Start of RECORDS FOR PROCESSING

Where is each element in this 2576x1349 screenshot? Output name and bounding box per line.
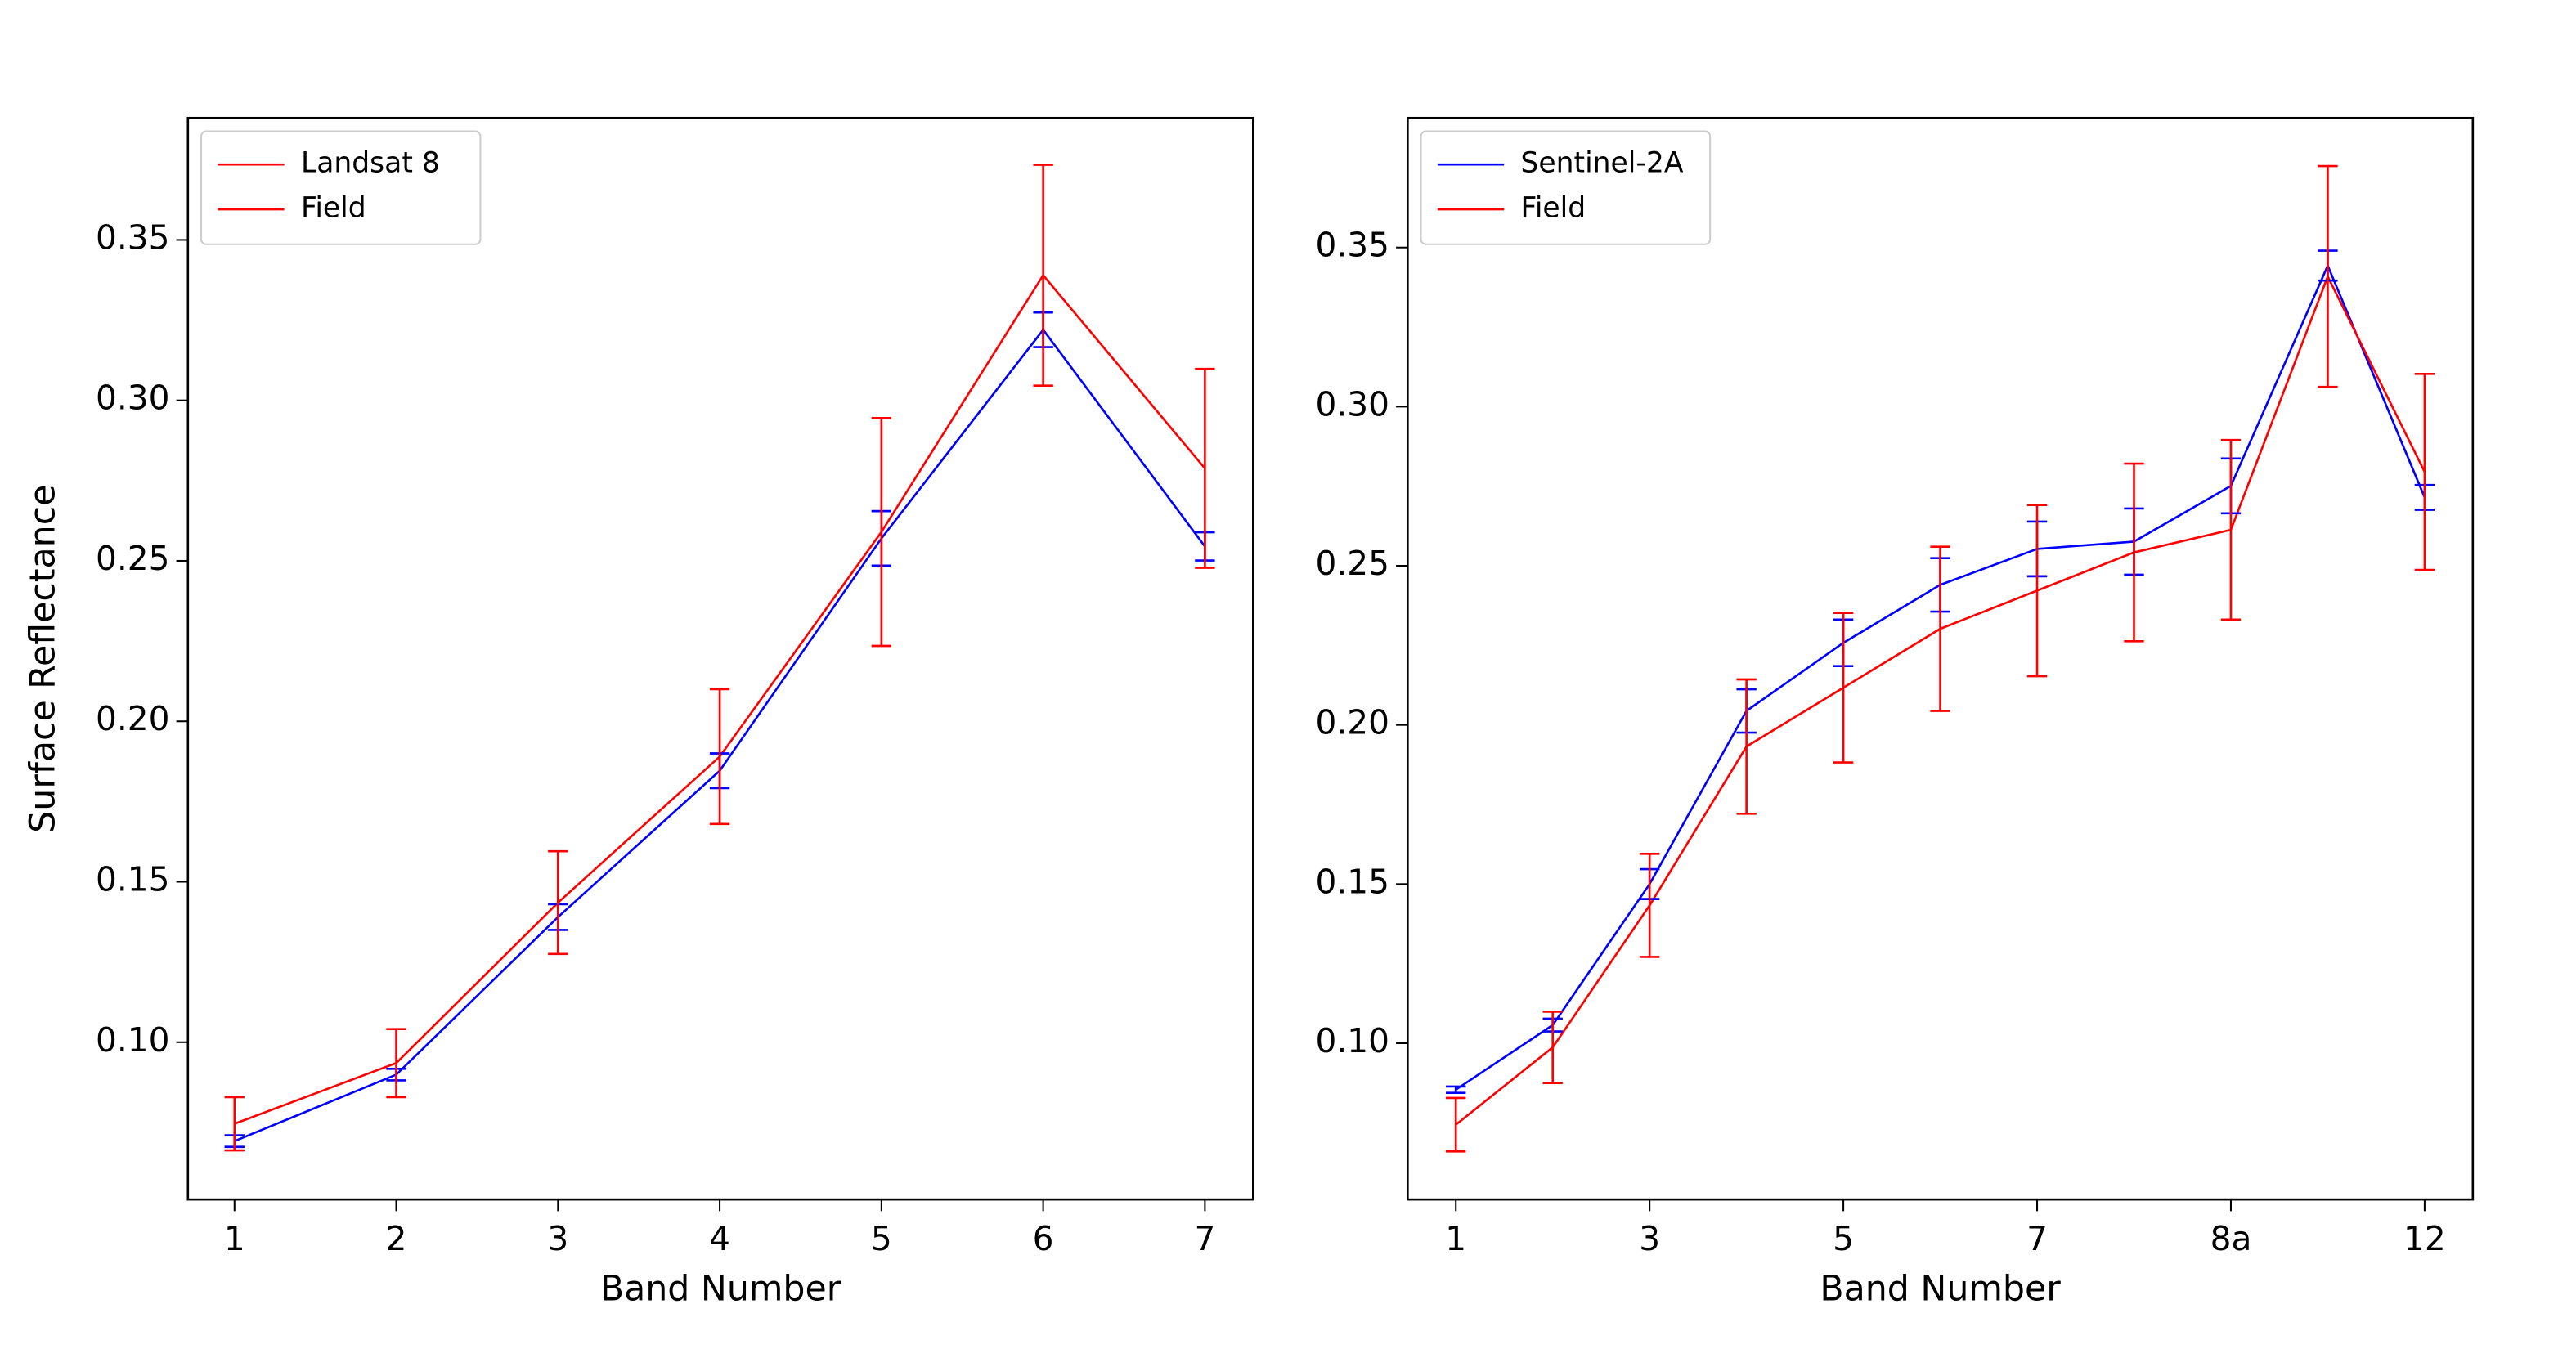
y-tick-label: 0.30 [1315, 384, 1389, 424]
error-bar [1639, 853, 1660, 958]
legend: Landsat 8 Field [200, 130, 482, 245]
error-bar [1930, 545, 1950, 712]
y-tick-label: 0.20 [96, 699, 169, 738]
x-tick-label: 5 [871, 1219, 892, 1258]
error-bar [2026, 504, 2048, 678]
error-bar [1195, 367, 1215, 569]
legend-label: Sentinel-2A [1520, 147, 1683, 180]
x-tick-label: 7 [2026, 1219, 2048, 1258]
y-tick-label: 0.15 [1315, 862, 1389, 901]
x-tick-label: 2 [386, 1219, 407, 1258]
legend: Sentinel-2A Field [1420, 130, 1712, 245]
error-bar [1033, 164, 1053, 387]
x-tick-label: 12 [2403, 1219, 2446, 1258]
error-bar [1736, 678, 1757, 815]
x-tick-label: 8a [2210, 1219, 2252, 1258]
error-bar [548, 849, 568, 956]
x-tick-label: 1 [1445, 1219, 1466, 1258]
x-tick-label: 1 [224, 1219, 245, 1258]
y-tick-label: 0.30 [96, 379, 169, 418]
error-bar [2414, 372, 2435, 571]
error-bar [224, 1096, 245, 1152]
x-tick-label: 6 [1033, 1219, 1054, 1258]
error-bar [1446, 1096, 1466, 1153]
error-bar [386, 1028, 406, 1099]
error-bar [2220, 438, 2242, 621]
error-bar [709, 688, 730, 826]
y-tick-label: 0.35 [96, 217, 169, 257]
y-tick-label: 0.25 [96, 539, 169, 578]
y-tick-label: 0.15 [96, 860, 169, 899]
error-bar [1833, 612, 1854, 764]
error-bar [1446, 1085, 1466, 1095]
error-bar [2318, 164, 2338, 388]
legend-label: Field [1520, 192, 1586, 225]
y-tick-label: 0.35 [1315, 226, 1389, 265]
x-axis-label: Band Number [600, 1268, 841, 1309]
y-tick-label: 0.10 [1315, 1021, 1389, 1060]
legend-frame [200, 130, 482, 245]
error-bar [871, 416, 892, 648]
y-tick-label: 0.25 [1315, 544, 1389, 583]
x-tick-label: 3 [547, 1219, 568, 1258]
y-axis-label: Surface Reflectance [23, 485, 64, 833]
legend-frame [1420, 130, 1712, 245]
x-tick-label: 4 [709, 1219, 730, 1258]
legend-label: Landsat 8 [301, 147, 440, 180]
error-bar [1542, 1011, 1563, 1084]
x-tick-label: 5 [1833, 1219, 1854, 1258]
legend-label: Field [301, 192, 366, 225]
x-tick-label: 3 [1639, 1219, 1660, 1258]
y-tick-label: 0.20 [1315, 703, 1389, 742]
subplot: 1 2 3 4 5 6 7 0.10 0.15 0.20 0.25 0.30 0.35 Band Numb… [23, 116, 1254, 1309]
subplot: 1 3 5 7 8a 12 0.10 0.15 0.20 0.25 0.30 0.35 Band Num… [1315, 116, 2475, 1309]
x-tick-label: 7 [1194, 1219, 1215, 1258]
plot-frame [186, 116, 1254, 1201]
x-axis-label: Band Number [1820, 1268, 2061, 1309]
plot-frame [1406, 116, 2475, 1201]
y-tick-label: 0.10 [96, 1020, 169, 1060]
error-bar [2124, 462, 2144, 643]
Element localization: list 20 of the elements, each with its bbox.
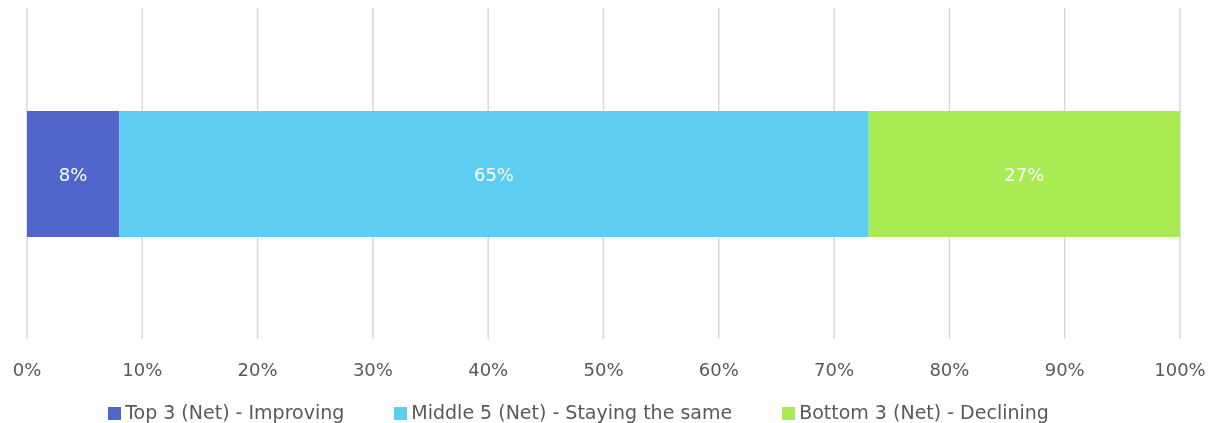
x-tick-label: 40% bbox=[468, 358, 509, 380]
x-tick-label: 30% bbox=[352, 358, 393, 380]
x-tick-label: 60% bbox=[698, 358, 739, 380]
x-tick-label: 70% bbox=[814, 358, 855, 380]
x-tick-label: 50% bbox=[583, 358, 624, 380]
data-label: 65% bbox=[473, 163, 514, 185]
legend-label: Bottom 3 (Net) - Declining bbox=[799, 401, 1049, 423]
legend-label: Top 3 (Net) - Improving bbox=[125, 401, 345, 423]
bar bbox=[119, 111, 869, 237]
legend-label: Middle 5 (Net) - Staying the same bbox=[411, 401, 733, 423]
data-label: 8% bbox=[58, 163, 88, 185]
x-tick-label: 20% bbox=[237, 358, 278, 380]
bar bbox=[868, 111, 1180, 237]
x-tick-label: 100% bbox=[1154, 358, 1206, 380]
x-tick-label: 10% bbox=[122, 358, 163, 380]
x-tick-label: 90% bbox=[1044, 358, 1085, 380]
x-tick-label: 80% bbox=[929, 358, 970, 380]
data-label: 27% bbox=[1004, 163, 1045, 185]
bar bbox=[27, 111, 120, 237]
x-tick-label: 0% bbox=[12, 358, 42, 380]
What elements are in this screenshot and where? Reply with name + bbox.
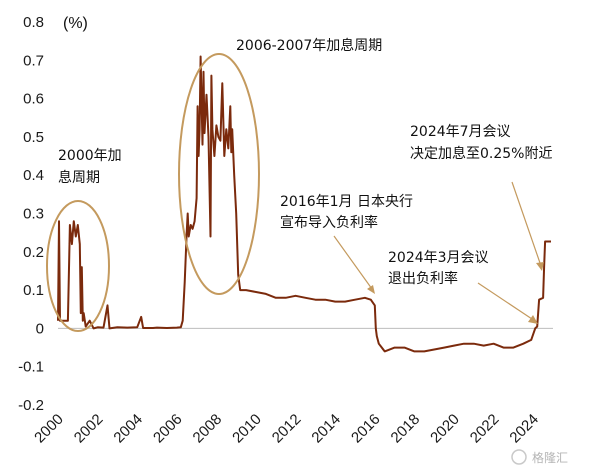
x-tick-label: 2022: [467, 411, 503, 447]
annotation-2000-line1: 2000年加: [58, 148, 122, 164]
annotation-2024-march: 2024年3月会议 退出负利率: [388, 250, 493, 287]
y-tick-label: 0.1: [23, 282, 44, 299]
arrow-2016-line: [333, 235, 373, 290]
annotation-2016-line2: 宣布导入负利率: [280, 214, 378, 231]
arrow-2024-july-line: [511, 181, 541, 264]
x-tick-label: 2006: [150, 411, 186, 447]
watermark: 格隆汇: [511, 449, 568, 465]
annotation-march-line2: 退出负利率: [388, 270, 458, 287]
series-layer: [57, 55, 551, 353]
ellipse-2000-cycle: [46, 200, 110, 332]
y-tick-label: 0.3: [23, 206, 44, 223]
x-tick-label: 2010: [229, 411, 265, 447]
y-tick-label: 0.8: [23, 14, 44, 31]
y-tick-label: 0.5: [23, 129, 44, 146]
y-axis-unit: (%): [63, 15, 88, 32]
y-tick-label: 0: [36, 320, 44, 337]
y-tick-label: 0.2: [23, 244, 44, 261]
annotation-march-line1: 2024年3月会议: [388, 250, 489, 266]
annotation-july-line2: 决定加息至0.25%附近: [410, 145, 552, 162]
x-tick-label: 2024: [506, 411, 542, 447]
annotation-july-line1: 2024年7月会议: [410, 124, 511, 140]
arrow-2016-head: [367, 285, 375, 294]
ellipse-2006-2007-cycle: [178, 53, 260, 295]
series-line-0: [57, 55, 551, 353]
arrow-2024-march-head: [528, 315, 538, 324]
arrow-2024-march-line: [477, 282, 533, 320]
annotation-2006-2007-cycle: 2006-2007年加息周期: [236, 37, 382, 54]
x-tick-label: 2018: [388, 411, 424, 447]
x-tick-label: 2002: [71, 411, 107, 447]
annotation-2016-negative-rate: 2016年1月 日本央行 宣布导入负利率: [280, 194, 417, 231]
annotation-2016-line1: 2016年1月 日本央行: [280, 194, 413, 210]
y-tick-label: -0.2: [18, 397, 44, 414]
y-tick-label: 0.4: [23, 167, 44, 184]
x-tick-label: 2012: [269, 411, 305, 447]
x-tick-label: 2000: [31, 411, 67, 447]
y-axis: 0.8 0.7 0.6 0.5 0.4 0.3 0.2 0.1 0 -0.1 -0.2: [18, 14, 44, 414]
x-tick-label: 2020: [427, 411, 463, 447]
x-tick-label: 2016: [348, 411, 384, 447]
annotation-2024-july: 2024年7月会议 决定加息至0.25%附近: [410, 124, 552, 162]
y-tick-label: 0.6: [23, 91, 44, 108]
watermark-logo-icon: [511, 449, 527, 465]
y-tick-label: -0.1: [18, 359, 44, 376]
annotation-2006-line1: 2006-2007年加息周期: [236, 37, 382, 54]
x-tick-label: 2014: [308, 411, 344, 447]
watermark-text: 格隆汇: [532, 450, 568, 465]
y-tick-label: 0.7: [23, 52, 44, 69]
annotation-2000-cycle: 2000年加 息周期: [58, 148, 126, 186]
x-tick-label: 2008: [190, 411, 226, 447]
x-axis: 2000 2002 2004 2006 2008 2010 2012 2014 2016 2018…: [31, 411, 542, 447]
annotation-2000-line2: 息周期: [58, 169, 100, 186]
x-tick-label: 2004: [110, 411, 146, 447]
arrow-2024-july-head: [536, 262, 544, 271]
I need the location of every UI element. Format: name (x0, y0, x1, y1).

End of RECORDS FOR PROCESSING

- WRITTEN EXERCISE -
Rewrite the material starting at the line that contains "y-tick-label: 0.30 [1315, 384, 1389, 424]" and ending at the line that contains "y-tick-label: 0.15 [1315, 862, 1389, 901]", putting "whisker" wherever "error-bar" appears and leaving everything else unchanged.

- WRITTEN SOLUTION -
y-tick-label: 0.30 [1315, 384, 1389, 424]
whisker [1639, 853, 1660, 958]
legend: Landsat 8 Field [200, 130, 482, 245]
whisker [1930, 545, 1950, 712]
y-tick-label: 0.20 [96, 699, 169, 738]
x-tick-label: 5 [871, 1219, 892, 1258]
whisker [2026, 504, 2048, 678]
whisker [1195, 367, 1215, 569]
legend-label: Sentinel-2A [1520, 147, 1683, 180]
x-tick-label: 7 [2026, 1219, 2048, 1258]
y-tick-label: 0.15 [1315, 862, 1389, 901]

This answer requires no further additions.